[Data items]
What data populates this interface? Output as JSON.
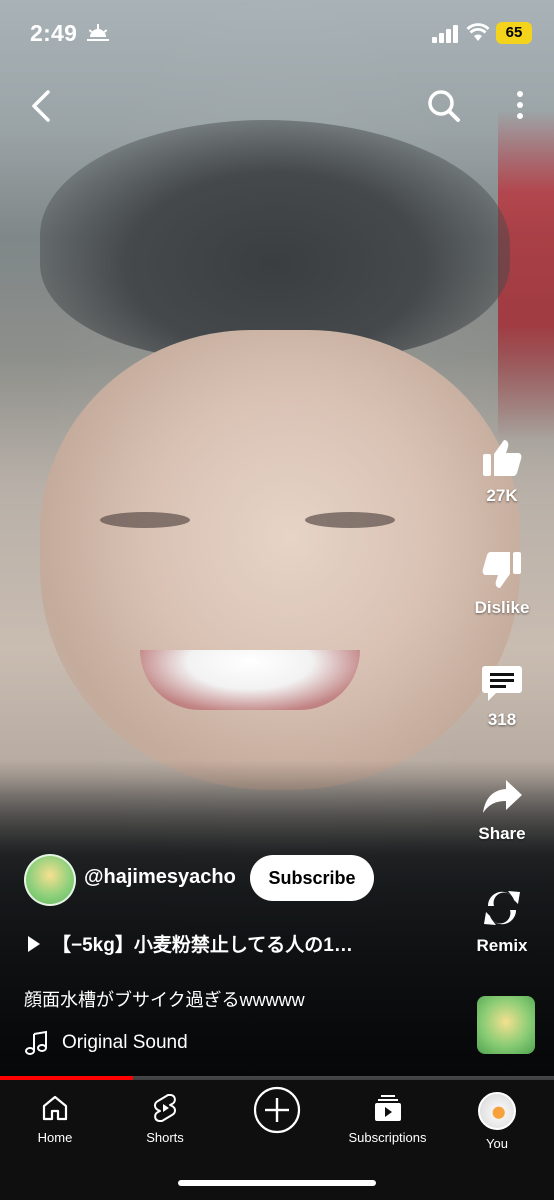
{
  "status_bar": {
    "time": "2:49",
    "battery": "65",
    "battery_color": "#F3D31B"
  },
  "top_bar": {
    "back_icon": "chevron-left-icon",
    "search_icon": "search-icon",
    "more_icon": "more-vertical-icon"
  },
  "actions": {
    "like_count": "27K",
    "dislike_label": "Dislike",
    "comments_count": "318",
    "share_label": "Share",
    "remix_label": "Remix"
  },
  "channel": {
    "handle": "@hajimesyacho",
    "subscribe_label": "Subscribe"
  },
  "video": {
    "related_title": "【−5kg】小麦粉禁止してる人の1…",
    "description": "顔面水槽がブサイク過ぎるwwwww",
    "sound_label": "Original Sound",
    "progress_fraction": 0.24,
    "accent_color": "#FF0000"
  },
  "bottom_nav": {
    "home": "Home",
    "shorts": "Shorts",
    "subscriptions": "Subscriptions",
    "you": "You"
  }
}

## Job
Transcribe the listing above verbatim. Omit the pictures.

## Task result
What data populates this interface? Output as JSON.
{
  "status_bar": {
    "time": "2:49",
    "battery": "65",
    "battery_color": "#F3D31B"
  },
  "top_bar": {
    "back_icon": "chevron-left-icon",
    "search_icon": "search-icon",
    "more_icon": "more-vertical-icon"
  },
  "actions": {
    "like_count": "27K",
    "dislike_label": "Dislike",
    "comments_count": "318",
    "share_label": "Share",
    "remix_label": "Remix"
  },
  "channel": {
    "handle": "@hajimesyacho",
    "subscribe_label": "Subscribe"
  },
  "video": {
    "related_title": "【−5kg】小麦粉禁止してる人の1…",
    "description": "顔面水槽がブサイク過ぎるwwwww",
    "sound_label": "Original Sound",
    "progress_fraction": 0.24,
    "accent_color": "#FF0000"
  },
  "bottom_nav": {
    "home": "Home",
    "shorts": "Shorts",
    "subscriptions": "Subscriptions",
    "you": "You"
  }
}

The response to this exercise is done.